Exercise materials »
--------

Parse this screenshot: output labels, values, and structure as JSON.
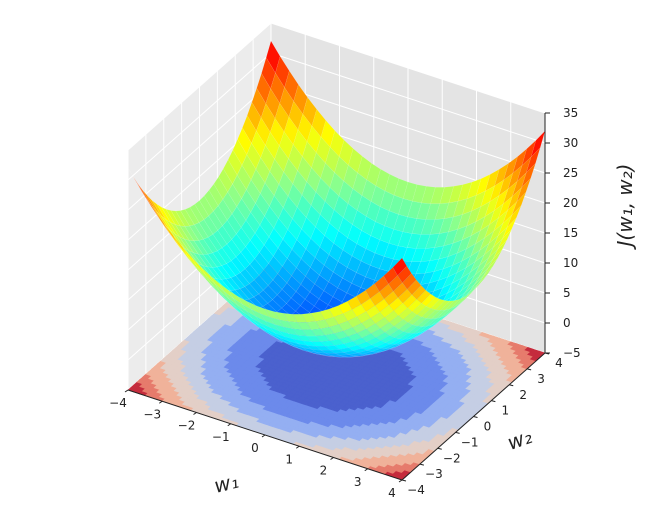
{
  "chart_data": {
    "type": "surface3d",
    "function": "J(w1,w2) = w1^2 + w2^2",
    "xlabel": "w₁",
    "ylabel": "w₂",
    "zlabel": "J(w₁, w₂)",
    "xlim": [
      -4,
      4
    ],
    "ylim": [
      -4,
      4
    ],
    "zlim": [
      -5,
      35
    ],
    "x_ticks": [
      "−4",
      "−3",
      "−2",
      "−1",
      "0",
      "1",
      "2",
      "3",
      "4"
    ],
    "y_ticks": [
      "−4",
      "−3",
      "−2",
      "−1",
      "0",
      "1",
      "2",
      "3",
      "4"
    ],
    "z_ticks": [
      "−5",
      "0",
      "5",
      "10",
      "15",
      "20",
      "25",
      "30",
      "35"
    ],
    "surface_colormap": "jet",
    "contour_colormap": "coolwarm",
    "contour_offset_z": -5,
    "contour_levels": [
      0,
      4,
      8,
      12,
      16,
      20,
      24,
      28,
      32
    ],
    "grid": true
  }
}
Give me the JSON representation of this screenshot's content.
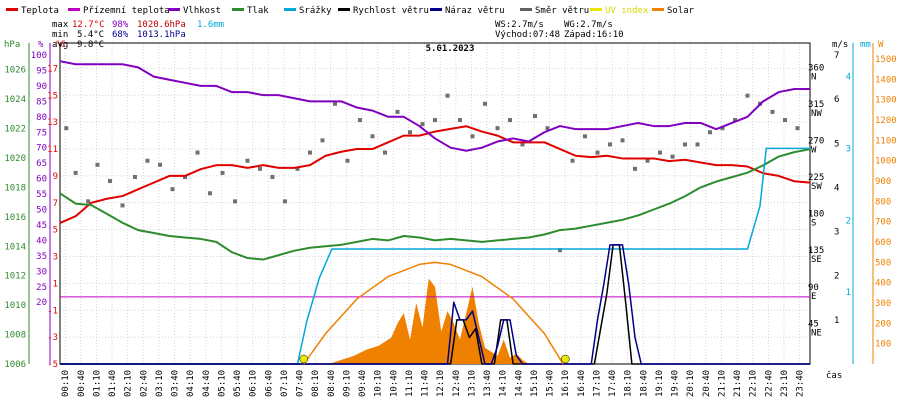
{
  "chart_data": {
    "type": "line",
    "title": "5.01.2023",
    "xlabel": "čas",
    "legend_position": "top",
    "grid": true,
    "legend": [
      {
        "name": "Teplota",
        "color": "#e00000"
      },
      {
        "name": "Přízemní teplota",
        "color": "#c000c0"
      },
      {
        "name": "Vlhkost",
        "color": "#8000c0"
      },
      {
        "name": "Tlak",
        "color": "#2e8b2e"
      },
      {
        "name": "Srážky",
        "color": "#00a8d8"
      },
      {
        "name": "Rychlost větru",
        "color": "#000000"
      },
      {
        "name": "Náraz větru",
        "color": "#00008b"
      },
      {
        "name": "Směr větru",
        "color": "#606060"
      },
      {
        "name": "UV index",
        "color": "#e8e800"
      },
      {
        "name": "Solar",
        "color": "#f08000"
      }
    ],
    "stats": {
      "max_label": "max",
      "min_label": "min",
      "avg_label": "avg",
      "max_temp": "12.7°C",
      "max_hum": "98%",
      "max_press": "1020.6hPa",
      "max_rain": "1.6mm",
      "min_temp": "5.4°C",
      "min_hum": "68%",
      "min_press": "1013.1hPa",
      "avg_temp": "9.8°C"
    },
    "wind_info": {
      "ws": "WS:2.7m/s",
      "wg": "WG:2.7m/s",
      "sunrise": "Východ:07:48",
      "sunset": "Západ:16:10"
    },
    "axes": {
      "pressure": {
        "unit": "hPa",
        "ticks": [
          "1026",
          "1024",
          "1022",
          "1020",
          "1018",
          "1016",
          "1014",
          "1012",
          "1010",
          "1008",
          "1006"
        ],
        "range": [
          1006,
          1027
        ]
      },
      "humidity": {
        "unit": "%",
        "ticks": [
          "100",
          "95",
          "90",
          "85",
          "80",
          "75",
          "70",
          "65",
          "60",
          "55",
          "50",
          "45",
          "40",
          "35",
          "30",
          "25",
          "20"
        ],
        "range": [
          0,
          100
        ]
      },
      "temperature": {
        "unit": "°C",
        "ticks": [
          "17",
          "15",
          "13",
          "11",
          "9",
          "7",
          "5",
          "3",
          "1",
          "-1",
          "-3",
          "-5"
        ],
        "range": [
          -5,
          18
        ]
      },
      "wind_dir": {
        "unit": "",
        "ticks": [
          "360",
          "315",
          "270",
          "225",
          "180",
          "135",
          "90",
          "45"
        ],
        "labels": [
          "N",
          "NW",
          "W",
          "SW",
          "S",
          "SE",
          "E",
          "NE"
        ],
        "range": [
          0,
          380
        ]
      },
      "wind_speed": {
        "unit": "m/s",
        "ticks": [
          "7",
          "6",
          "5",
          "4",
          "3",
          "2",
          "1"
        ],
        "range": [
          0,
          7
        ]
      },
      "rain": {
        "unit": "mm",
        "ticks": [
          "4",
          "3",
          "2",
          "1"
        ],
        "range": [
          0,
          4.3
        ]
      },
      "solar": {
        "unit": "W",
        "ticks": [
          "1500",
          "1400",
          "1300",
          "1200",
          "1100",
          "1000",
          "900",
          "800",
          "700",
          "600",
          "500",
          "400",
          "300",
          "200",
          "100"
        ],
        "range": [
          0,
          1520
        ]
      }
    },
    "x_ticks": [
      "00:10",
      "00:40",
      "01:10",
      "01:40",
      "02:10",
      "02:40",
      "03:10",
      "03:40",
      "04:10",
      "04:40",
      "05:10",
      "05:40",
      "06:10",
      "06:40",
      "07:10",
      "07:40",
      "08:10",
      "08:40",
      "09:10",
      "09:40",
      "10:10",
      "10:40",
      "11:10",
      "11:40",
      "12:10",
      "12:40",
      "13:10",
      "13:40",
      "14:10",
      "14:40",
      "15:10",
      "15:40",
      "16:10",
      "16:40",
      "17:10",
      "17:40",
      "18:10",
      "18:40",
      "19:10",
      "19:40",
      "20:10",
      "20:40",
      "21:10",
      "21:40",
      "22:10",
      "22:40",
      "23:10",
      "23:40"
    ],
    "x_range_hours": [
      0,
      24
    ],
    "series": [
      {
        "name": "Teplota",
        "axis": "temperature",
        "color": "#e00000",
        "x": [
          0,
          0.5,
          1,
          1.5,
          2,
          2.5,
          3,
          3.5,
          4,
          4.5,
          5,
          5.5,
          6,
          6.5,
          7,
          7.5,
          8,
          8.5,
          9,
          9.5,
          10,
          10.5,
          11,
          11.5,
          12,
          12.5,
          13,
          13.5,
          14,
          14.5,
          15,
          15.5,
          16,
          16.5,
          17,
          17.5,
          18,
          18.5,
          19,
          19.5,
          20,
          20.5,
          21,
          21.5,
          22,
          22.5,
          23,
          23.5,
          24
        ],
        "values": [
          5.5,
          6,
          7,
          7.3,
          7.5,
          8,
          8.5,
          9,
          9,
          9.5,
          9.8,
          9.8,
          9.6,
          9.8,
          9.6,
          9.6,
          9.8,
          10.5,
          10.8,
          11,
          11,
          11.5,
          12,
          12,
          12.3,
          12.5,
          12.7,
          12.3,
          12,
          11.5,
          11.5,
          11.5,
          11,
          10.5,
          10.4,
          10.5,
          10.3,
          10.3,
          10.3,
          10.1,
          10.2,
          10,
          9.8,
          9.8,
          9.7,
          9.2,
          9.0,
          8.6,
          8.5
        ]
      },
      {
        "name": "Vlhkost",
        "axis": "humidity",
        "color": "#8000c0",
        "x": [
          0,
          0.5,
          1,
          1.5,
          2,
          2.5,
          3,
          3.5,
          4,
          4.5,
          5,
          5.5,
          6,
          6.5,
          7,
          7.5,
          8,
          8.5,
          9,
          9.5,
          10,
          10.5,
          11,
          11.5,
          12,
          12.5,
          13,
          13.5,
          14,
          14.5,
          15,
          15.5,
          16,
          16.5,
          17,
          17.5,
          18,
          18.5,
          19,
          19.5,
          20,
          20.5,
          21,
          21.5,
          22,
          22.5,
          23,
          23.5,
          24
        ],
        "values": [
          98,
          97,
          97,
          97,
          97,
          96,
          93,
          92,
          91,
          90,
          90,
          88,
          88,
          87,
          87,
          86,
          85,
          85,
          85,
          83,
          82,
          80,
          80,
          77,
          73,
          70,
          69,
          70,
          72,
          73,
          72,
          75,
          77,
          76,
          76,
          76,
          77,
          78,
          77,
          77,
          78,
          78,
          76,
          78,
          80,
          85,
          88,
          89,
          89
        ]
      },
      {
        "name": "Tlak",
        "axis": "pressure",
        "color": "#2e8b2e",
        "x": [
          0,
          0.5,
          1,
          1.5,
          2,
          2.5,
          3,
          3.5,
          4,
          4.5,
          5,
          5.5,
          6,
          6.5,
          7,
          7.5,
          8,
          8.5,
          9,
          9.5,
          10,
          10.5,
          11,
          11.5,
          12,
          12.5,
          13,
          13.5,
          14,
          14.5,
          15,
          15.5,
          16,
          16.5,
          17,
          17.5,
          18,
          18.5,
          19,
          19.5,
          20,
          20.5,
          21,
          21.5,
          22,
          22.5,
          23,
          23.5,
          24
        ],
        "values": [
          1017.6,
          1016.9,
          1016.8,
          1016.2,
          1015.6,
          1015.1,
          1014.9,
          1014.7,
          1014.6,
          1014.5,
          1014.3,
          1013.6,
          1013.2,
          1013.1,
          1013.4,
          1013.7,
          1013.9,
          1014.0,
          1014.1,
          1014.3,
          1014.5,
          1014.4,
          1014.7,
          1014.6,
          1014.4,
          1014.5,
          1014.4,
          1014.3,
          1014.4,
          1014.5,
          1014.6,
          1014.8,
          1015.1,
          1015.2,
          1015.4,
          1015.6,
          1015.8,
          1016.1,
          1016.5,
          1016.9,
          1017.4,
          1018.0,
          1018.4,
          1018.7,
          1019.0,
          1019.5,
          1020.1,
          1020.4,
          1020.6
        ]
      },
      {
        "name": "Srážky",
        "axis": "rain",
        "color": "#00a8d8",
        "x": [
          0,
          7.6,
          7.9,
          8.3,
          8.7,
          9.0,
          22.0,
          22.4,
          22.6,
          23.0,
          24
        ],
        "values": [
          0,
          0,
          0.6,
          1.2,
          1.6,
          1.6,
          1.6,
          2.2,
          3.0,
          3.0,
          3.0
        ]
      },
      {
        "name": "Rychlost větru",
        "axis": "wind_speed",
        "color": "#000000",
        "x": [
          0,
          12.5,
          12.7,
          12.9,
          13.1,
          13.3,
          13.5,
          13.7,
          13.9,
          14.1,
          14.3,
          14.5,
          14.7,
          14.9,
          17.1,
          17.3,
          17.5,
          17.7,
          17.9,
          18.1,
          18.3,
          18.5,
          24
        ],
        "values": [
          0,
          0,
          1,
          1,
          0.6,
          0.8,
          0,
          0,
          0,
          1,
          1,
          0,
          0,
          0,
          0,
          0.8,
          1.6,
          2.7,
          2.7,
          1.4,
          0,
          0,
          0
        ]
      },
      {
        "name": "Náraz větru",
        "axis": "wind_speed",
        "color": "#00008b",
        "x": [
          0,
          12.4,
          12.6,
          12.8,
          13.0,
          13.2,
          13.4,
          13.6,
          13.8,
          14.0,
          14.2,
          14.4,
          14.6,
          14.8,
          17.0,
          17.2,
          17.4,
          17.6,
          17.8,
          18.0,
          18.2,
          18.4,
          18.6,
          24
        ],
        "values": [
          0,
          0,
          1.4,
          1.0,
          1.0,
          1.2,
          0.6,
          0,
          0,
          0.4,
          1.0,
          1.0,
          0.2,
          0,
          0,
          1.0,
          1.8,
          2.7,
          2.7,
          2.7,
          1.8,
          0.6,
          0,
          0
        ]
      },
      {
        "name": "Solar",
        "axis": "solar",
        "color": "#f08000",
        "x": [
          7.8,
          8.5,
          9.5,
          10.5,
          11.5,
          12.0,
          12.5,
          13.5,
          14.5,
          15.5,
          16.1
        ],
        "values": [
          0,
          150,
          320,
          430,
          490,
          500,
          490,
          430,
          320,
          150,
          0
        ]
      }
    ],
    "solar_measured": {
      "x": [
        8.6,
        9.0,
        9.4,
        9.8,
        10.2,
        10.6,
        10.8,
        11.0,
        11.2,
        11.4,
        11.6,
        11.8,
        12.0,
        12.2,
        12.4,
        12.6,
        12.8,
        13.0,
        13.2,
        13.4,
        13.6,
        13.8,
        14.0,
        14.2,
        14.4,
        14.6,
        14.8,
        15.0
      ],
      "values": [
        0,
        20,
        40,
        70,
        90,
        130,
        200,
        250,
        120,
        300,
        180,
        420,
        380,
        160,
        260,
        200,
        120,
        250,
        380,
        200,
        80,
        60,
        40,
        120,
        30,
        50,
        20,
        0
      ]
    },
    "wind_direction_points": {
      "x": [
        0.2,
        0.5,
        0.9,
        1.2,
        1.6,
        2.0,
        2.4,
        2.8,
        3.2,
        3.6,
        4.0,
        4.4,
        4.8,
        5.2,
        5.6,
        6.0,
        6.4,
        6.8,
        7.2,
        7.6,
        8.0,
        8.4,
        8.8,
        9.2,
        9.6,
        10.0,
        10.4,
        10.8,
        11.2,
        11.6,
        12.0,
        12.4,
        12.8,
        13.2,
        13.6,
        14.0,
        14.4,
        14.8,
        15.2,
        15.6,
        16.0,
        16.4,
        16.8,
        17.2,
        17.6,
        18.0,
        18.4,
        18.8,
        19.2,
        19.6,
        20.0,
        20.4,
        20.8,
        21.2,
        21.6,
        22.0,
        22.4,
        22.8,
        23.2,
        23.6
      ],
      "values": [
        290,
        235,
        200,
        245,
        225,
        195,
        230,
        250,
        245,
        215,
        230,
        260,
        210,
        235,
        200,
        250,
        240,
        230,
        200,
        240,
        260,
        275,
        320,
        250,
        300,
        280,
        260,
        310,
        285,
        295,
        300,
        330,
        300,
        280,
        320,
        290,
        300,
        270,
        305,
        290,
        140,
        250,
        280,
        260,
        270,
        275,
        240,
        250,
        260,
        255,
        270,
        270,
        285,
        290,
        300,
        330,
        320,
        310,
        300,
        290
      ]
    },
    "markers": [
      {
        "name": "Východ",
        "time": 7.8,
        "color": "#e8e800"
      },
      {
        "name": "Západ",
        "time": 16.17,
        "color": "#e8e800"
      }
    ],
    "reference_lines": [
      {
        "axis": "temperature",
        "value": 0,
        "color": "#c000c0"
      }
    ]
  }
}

--------

Task brief » Say only how many lines in the records carry the word "JSON".

Output for this exercise » 2